◆ Your instructions: Will you write out the data exactly, excluding every picture?
=== Material for this task ===
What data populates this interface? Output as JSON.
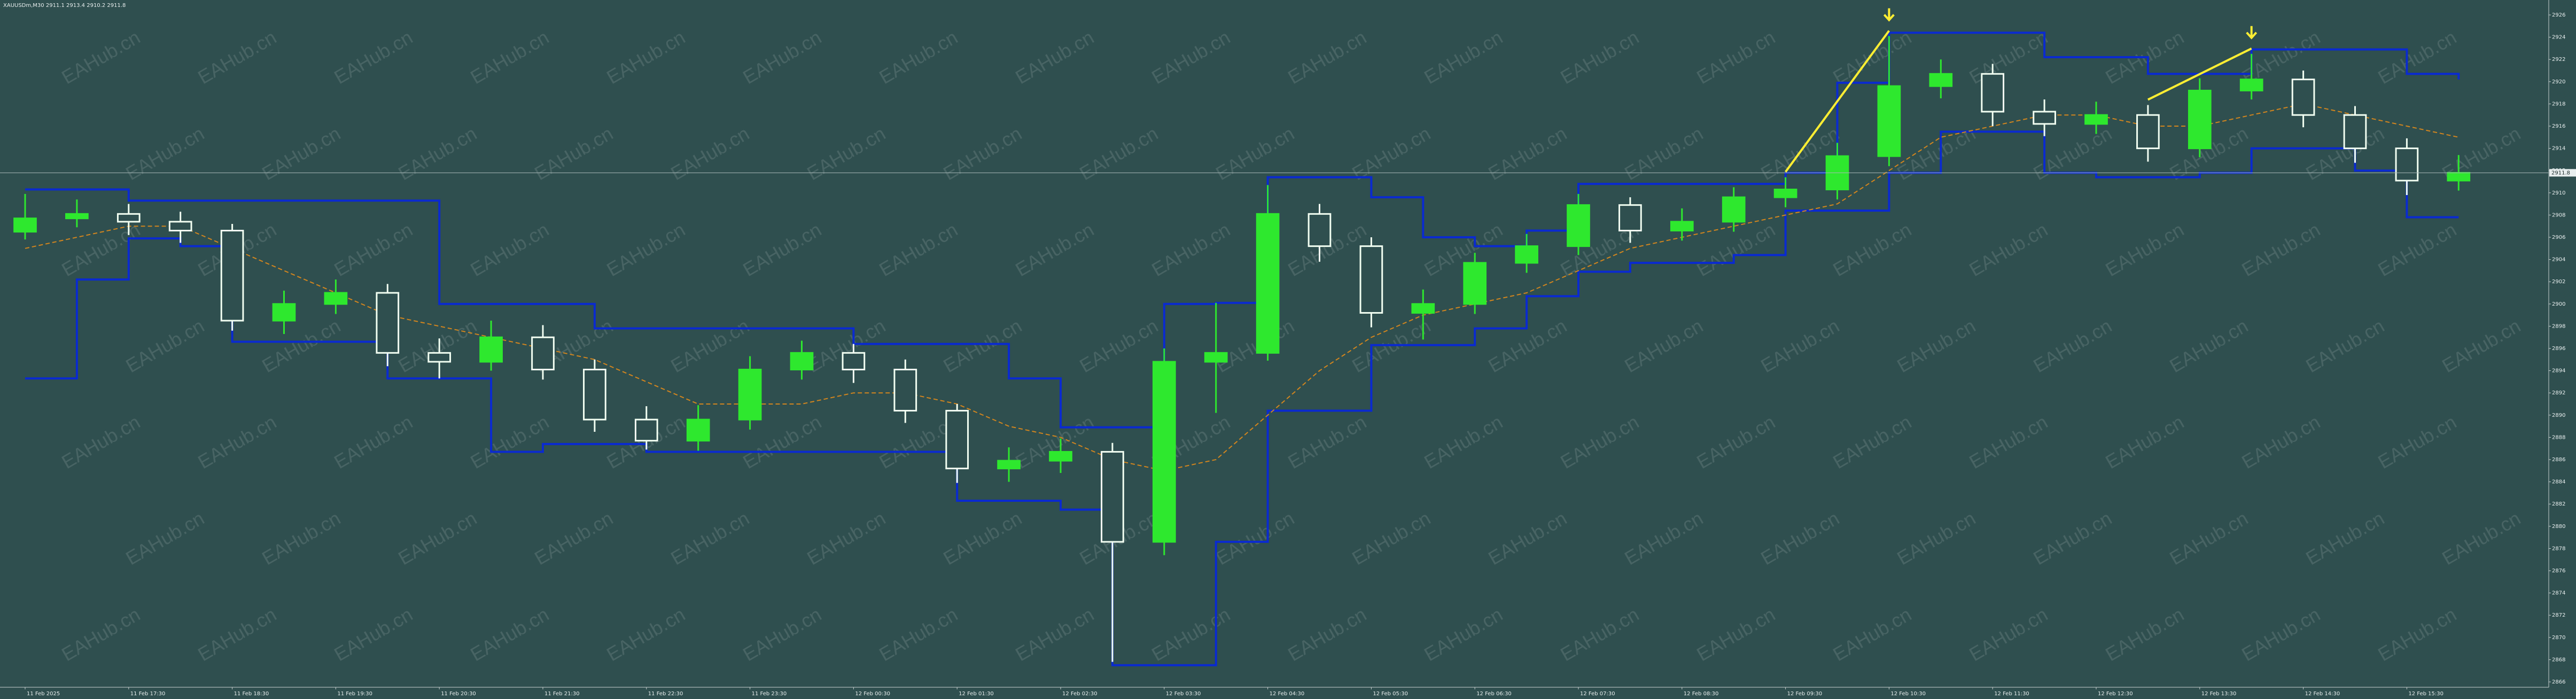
{
  "chart_data": {
    "type": "candlestick",
    "symbol": "XAUUSDm,M30",
    "watermark": "EAHub.cn",
    "colors": {
      "background": "#2f4f4f",
      "up": "#2ee82e",
      "down": "#f2fff2",
      "price_line": "#a9b9b9"
    },
    "categories": [
      "11 Feb 2025",
      null,
      "11 Feb 17:30",
      null,
      "11 Feb 18:30",
      null,
      "11 Feb 19:30",
      null,
      "11 Feb 20:30",
      null,
      "11 Feb 21:30",
      null,
      "11 Feb 22:30",
      null,
      "11 Feb 23:30",
      null,
      "12 Feb 00:30",
      null,
      "12 Feb 01:30",
      null,
      "12 Feb 02:30",
      null,
      "12 Feb 03:30",
      null,
      "12 Feb 04:30",
      null,
      "12 Feb 05:30",
      null,
      "12 Feb 06:30",
      null,
      "12 Feb 07:30",
      null,
      "12 Feb 08:30",
      null,
      "12 Feb 09:30",
      null,
      "12 Feb 10:30",
      null,
      "12 Feb 11:30",
      null,
      "12 Feb 12:30",
      null,
      "12 Feb 13:30",
      null,
      "12 Feb 14:30",
      null,
      "12 Feb 15:30",
      null
    ],
    "open": [
      2906.5,
      2907.7,
      2908.1,
      2907.4,
      2906.6,
      2898.5,
      2900.0,
      2901.0,
      2895.6,
      2894.8,
      2897.0,
      2894.1,
      2889.6,
      2887.7,
      2889.6,
      2894.1,
      2895.6,
      2894.1,
      2890.4,
      2885.2,
      2885.9,
      2886.7,
      2878.6,
      2894.8,
      2895.6,
      2908.1,
      2905.2,
      2899.2,
      2900.0,
      2903.7,
      2905.2,
      2908.9,
      2906.6,
      2907.4,
      2909.6,
      2910.3,
      2913.3,
      2919.6,
      2920.7,
      2917.3,
      2916.2,
      2917.0,
      2914.0,
      2919.2,
      2920.2,
      2917.0,
      2914.0,
      2911.1
    ],
    "high": [
      2909.9,
      2909.4,
      2909.0,
      2908.3,
      2907.2,
      2901.2,
      2902.2,
      2901.8,
      2896.9,
      2898.5,
      2898.1,
      2895.0,
      2890.8,
      2890.9,
      2895.3,
      2896.7,
      2896.4,
      2895.0,
      2891.0,
      2887.1,
      2887.9,
      2887.5,
      2896.0,
      2900.1,
      2910.7,
      2909.0,
      2906.0,
      2901.3,
      2904.6,
      2906.3,
      2909.9,
      2909.6,
      2908.6,
      2910.5,
      2911.4,
      2914.5,
      2924.1,
      2922.0,
      2921.6,
      2918.4,
      2918.2,
      2917.9,
      2920.3,
      2922.5,
      2921.0,
      2917.8,
      2914.9,
      2913.4
    ],
    "low": [
      2905.8,
      2906.9,
      2906.2,
      2905.5,
      2897.6,
      2897.3,
      2899.1,
      2894.4,
      2893.3,
      2894.0,
      2893.2,
      2888.5,
      2886.9,
      2886.8,
      2888.7,
      2893.2,
      2892.9,
      2889.3,
      2883.9,
      2884.0,
      2884.8,
      2867.8,
      2877.4,
      2890.2,
      2894.9,
      2903.8,
      2897.9,
      2896.8,
      2899.1,
      2902.8,
      2904.4,
      2905.5,
      2905.7,
      2906.5,
      2908.7,
      2909.4,
      2912.4,
      2918.5,
      2916.0,
      2915.1,
      2915.3,
      2912.8,
      2913.2,
      2918.4,
      2915.9,
      2912.7,
      2909.8,
      2910.2
    ],
    "close": [
      2907.7,
      2908.1,
      2907.4,
      2906.6,
      2898.5,
      2900.0,
      2901.0,
      2895.6,
      2894.8,
      2897.0,
      2894.1,
      2889.6,
      2887.7,
      2889.6,
      2894.1,
      2895.6,
      2894.1,
      2890.4,
      2885.2,
      2885.9,
      2886.7,
      2878.6,
      2894.8,
      2895.6,
      2908.1,
      2905.2,
      2899.2,
      2900.0,
      2903.7,
      2905.2,
      2908.9,
      2906.6,
      2907.4,
      2909.6,
      2910.3,
      2913.3,
      2919.6,
      2920.7,
      2917.3,
      2916.2,
      2917.0,
      2914.0,
      2919.2,
      2920.2,
      2917.0,
      2914.0,
      2911.1,
      2911.8
    ],
    "lines": [
      {
        "color": "#0a2ad0",
        "dashed": false,
        "values": [
          2910.3,
          2910.3,
          2909.3,
          2909.3,
          2909.3,
          2909.3,
          2909.3,
          2909.3,
          2900.0,
          2900.0,
          2900.0,
          2897.8,
          2897.8,
          2897.8,
          2897.8,
          2897.8,
          2896.4,
          2896.4,
          2896.4,
          2893.3,
          2888.9,
          2888.9,
          2900.0,
          2900.1,
          2911.4,
          2911.4,
          2909.6,
          2906.0,
          2905.2,
          2906.6,
          2910.8,
          2910.8,
          2910.8,
          2910.8,
          2911.8,
          2919.9,
          2924.4,
          2924.4,
          2924.4,
          2922.2,
          2922.2,
          2920.7,
          2920.7,
          2922.9,
          2922.9,
          2922.9,
          2920.7,
          2920.2
        ]
      },
      {
        "color": "#0a2ad0",
        "dashed": false,
        "values": [
          2893.3,
          2902.2,
          2905.9,
          2905.2,
          2896.6,
          2896.6,
          2896.6,
          2893.3,
          2893.3,
          2886.7,
          2887.4,
          2887.4,
          2886.7,
          2886.7,
          2886.7,
          2886.7,
          2886.7,
          2886.7,
          2882.3,
          2882.3,
          2881.5,
          2867.5,
          2867.5,
          2878.6,
          2890.4,
          2890.4,
          2896.3,
          2896.3,
          2897.8,
          2900.7,
          2902.9,
          2903.7,
          2903.7,
          2904.4,
          2908.4,
          2908.4,
          2911.8,
          2915.5,
          2915.5,
          2911.8,
          2911.4,
          2911.4,
          2911.8,
          2914.0,
          2914.0,
          2912.0,
          2907.8,
          2907.8
        ]
      },
      {
        "color": "#d2851e",
        "dashed": true,
        "values": [
          2905,
          2906,
          2907,
          2907,
          2905,
          2903,
          2901,
          2899,
          2898,
          2897,
          2896,
          2895,
          2893,
          2891,
          2891,
          2891,
          2892,
          2892,
          2891,
          2889,
          2888,
          2886,
          2885,
          2886,
          2890,
          2894,
          2897,
          2899,
          2900,
          2901,
          2903,
          2905,
          2906,
          2907,
          2908,
          2909,
          2912,
          2915,
          2916,
          2917,
          2917,
          2916,
          2916,
          2917,
          2918,
          2917,
          2916,
          2915
        ]
      }
    ],
    "ylim": [
      2866,
      2926
    ],
    "yticks": [
      2866,
      2868,
      2870,
      2872,
      2874,
      2876,
      2878,
      2880,
      2882,
      2884,
      2886,
      2888,
      2890,
      2892,
      2894,
      2896,
      2898,
      2900,
      2902,
      2904,
      2906,
      2908,
      2910,
      2912,
      2914,
      2916,
      2918,
      2920,
      2922,
      2924,
      2926
    ],
    "grid": false
  }
}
===
◆ Problem solution:
What data populates this interface? Output as JSON.
{
  "chart_data": {
    "type": "candlestick",
    "symbol": "XAUUSDm,M30",
    "watermark": "EAHub.cn",
    "colors": {
      "background": "#2f4f4f",
      "up": "#2ee82e",
      "down": "#f2fff2",
      "price_line": "#a9b9b9"
    },
    "categories": [
      "11 Feb 2025",
      null,
      "11 Feb 17:30",
      null,
      "11 Feb 18:30",
      null,
      "11 Feb 19:30",
      null,
      "11 Feb 20:30",
      null,
      "11 Feb 21:30",
      null,
      "11 Feb 22:30",
      null,
      "11 Feb 23:30",
      null,
      "12 Feb 00:30",
      null,
      "12 Feb 01:30",
      null,
      "12 Feb 02:30",
      null,
      "12 Feb 03:30",
      null,
      "12 Feb 04:30",
      null,
      "12 Feb 05:30",
      null,
      "12 Feb 06:30",
      null,
      "12 Feb 07:30",
      null,
      "12 Feb 08:30",
      null,
      "12 Feb 09:30",
      null,
      "12 Feb 10:30",
      null,
      "12 Feb 11:30",
      null,
      "12 Feb 12:30",
      null,
      "12 Feb 13:30",
      null,
      "12 Feb 14:30",
      null,
      "12 Feb 15:30",
      null
    ],
    "open": [
      2906.5,
      2907.7,
      2908.1,
      2907.4,
      2906.6,
      2898.5,
      2900.0,
      2901.0,
      2895.6,
      2894.8,
      2897.0,
      2894.1,
      2889.6,
      2887.7,
      2889.6,
      2894.1,
      2895.6,
      2894.1,
      2890.4,
      2885.2,
      2885.9,
      2886.7,
      2878.6,
      2894.8,
      2895.6,
      2908.1,
      2905.2,
      2899.2,
      2900.0,
      2903.7,
      2905.2,
      2908.9,
      2906.6,
      2907.4,
      2909.6,
      2910.3,
      2913.3,
      2919.6,
      2920.7,
      2917.3,
      2916.2,
      2917.0,
      2914.0,
      2919.2,
      2920.2,
      2917.0,
      2914.0,
      2911.1
    ],
    "high": [
      2909.9,
      2909.4,
      2909.0,
      2908.3,
      2907.2,
      2901.2,
      2902.2,
      2901.8,
      2896.9,
      2898.5,
      2898.1,
      2895.0,
      2890.8,
      2890.9,
      2895.3,
      2896.7,
      2896.4,
      2895.0,
      2891.0,
      2887.1,
      2887.9,
      2887.5,
      2896.0,
      2900.1,
      2910.7,
      2909.0,
      2906.0,
      2901.3,
      2904.6,
      2906.3,
      2909.9,
      2909.6,
      2908.6,
      2910.5,
      2911.4,
      2914.5,
      2924.1,
      2922.0,
      2921.6,
      2918.4,
      2918.2,
      2917.9,
      2920.3,
      2922.5,
      2921.0,
      2917.8,
      2914.9,
      2913.4
    ],
    "low": [
      2905.8,
      2906.9,
      2906.2,
      2905.5,
      2897.6,
      2897.3,
      2899.1,
      2894.4,
      2893.3,
      2894.0,
      2893.2,
      2888.5,
      2886.9,
      2886.8,
      2888.7,
      2893.2,
      2892.9,
      2889.3,
      2883.9,
      2884.0,
      2884.8,
      2867.8,
      2877.4,
      2890.2,
      2894.9,
      2903.8,
      2897.9,
      2896.8,
      2899.1,
      2902.8,
      2904.4,
      2905.5,
      2905.7,
      2906.5,
      2908.7,
      2909.4,
      2912.4,
      2918.5,
      2916.0,
      2915.1,
      2915.3,
      2912.8,
      2913.2,
      2918.4,
      2915.9,
      2912.7,
      2909.8,
      2910.2
    ],
    "close": [
      2907.7,
      2908.1,
      2907.4,
      2906.6,
      2898.5,
      2900.0,
      2901.0,
      2895.6,
      2894.8,
      2897.0,
      2894.1,
      2889.6,
      2887.7,
      2889.6,
      2894.1,
      2895.6,
      2894.1,
      2890.4,
      2885.2,
      2885.9,
      2886.7,
      2878.6,
      2894.8,
      2895.6,
      2908.1,
      2905.2,
      2899.2,
      2900.0,
      2903.7,
      2905.2,
      2908.9,
      2906.6,
      2907.4,
      2909.6,
      2910.3,
      2913.3,
      2919.6,
      2920.7,
      2917.3,
      2916.2,
      2917.0,
      2914.0,
      2919.2,
      2920.2,
      2917.0,
      2914.0,
      2911.1,
      2911.8
    ],
    "lines": [
      {
        "color": "#0a2ad0",
        "dashed": false,
        "values": [
          2910.3,
          2910.3,
          2909.3,
          2909.3,
          2909.3,
          2909.3,
          2909.3,
          2909.3,
          2900.0,
          2900.0,
          2900.0,
          2897.8,
          2897.8,
          2897.8,
          2897.8,
          2897.8,
          2896.4,
          2896.4,
          2896.4,
          2893.3,
          2888.9,
          2888.9,
          2900.0,
          2900.1,
          2911.4,
          2911.4,
          2909.6,
          2906.0,
          2905.2,
          2906.6,
          2910.8,
          2910.8,
          2910.8,
          2910.8,
          2911.8,
          2919.9,
          2924.4,
          2924.4,
          2924.4,
          2922.2,
          2922.2,
          2920.7,
          2920.7,
          2922.9,
          2922.9,
          2922.9,
          2920.7,
          2920.2
        ]
      },
      {
        "color": "#0a2ad0",
        "dashed": false,
        "values": [
          2893.3,
          2902.2,
          2905.9,
          2905.2,
          2896.6,
          2896.6,
          2896.6,
          2893.3,
          2893.3,
          2886.7,
          2887.4,
          2887.4,
          2886.7,
          2886.7,
          2886.7,
          2886.7,
          2886.7,
          2886.7,
          2882.3,
          2882.3,
          2881.5,
          2867.5,
          2867.5,
          2878.6,
          2890.4,
          2890.4,
          2896.3,
          2896.3,
          2897.8,
          2900.7,
          2902.9,
          2903.7,
          2903.7,
          2904.4,
          2908.4,
          2908.4,
          2911.8,
          2915.5,
          2915.5,
          2911.8,
          2911.4,
          2911.4,
          2911.8,
          2914.0,
          2914.0,
          2912.0,
          2907.8,
          2907.8
        ]
      },
      {
        "color": "#d2851e",
        "dashed": true,
        "values": [
          2905,
          2906,
          2907,
          2907,
          2905,
          2903,
          2901,
          2899,
          2898,
          2897,
          2896,
          2895,
          2893,
          2891,
          2891,
          2891,
          2892,
          2892,
          2891,
          2889,
          2888,
          2886,
          2885,
          2886,
          2890,
          2894,
          2897,
          2899,
          2900,
          2901,
          2903,
          2905,
          2906,
          2907,
          2908,
          2909,
          2912,
          2915,
          2916,
          2917,
          2917,
          2916,
          2916,
          2917,
          2918,
          2917,
          2916,
          2915
        ]
      }
    ],
    "ylim": [
      2866,
      2926
    ],
    "yticks": [
      2866,
      2868,
      2870,
      2872,
      2874,
      2876,
      2878,
      2880,
      2882,
      2884,
      2886,
      2888,
      2890,
      2892,
      2894,
      2896,
      2898,
      2900,
      2902,
      2904,
      2906,
      2908,
      2910,
      2912,
      2914,
      2916,
      2918,
      2920,
      2922,
      2924,
      2926
    ],
    "grid": false
  }
}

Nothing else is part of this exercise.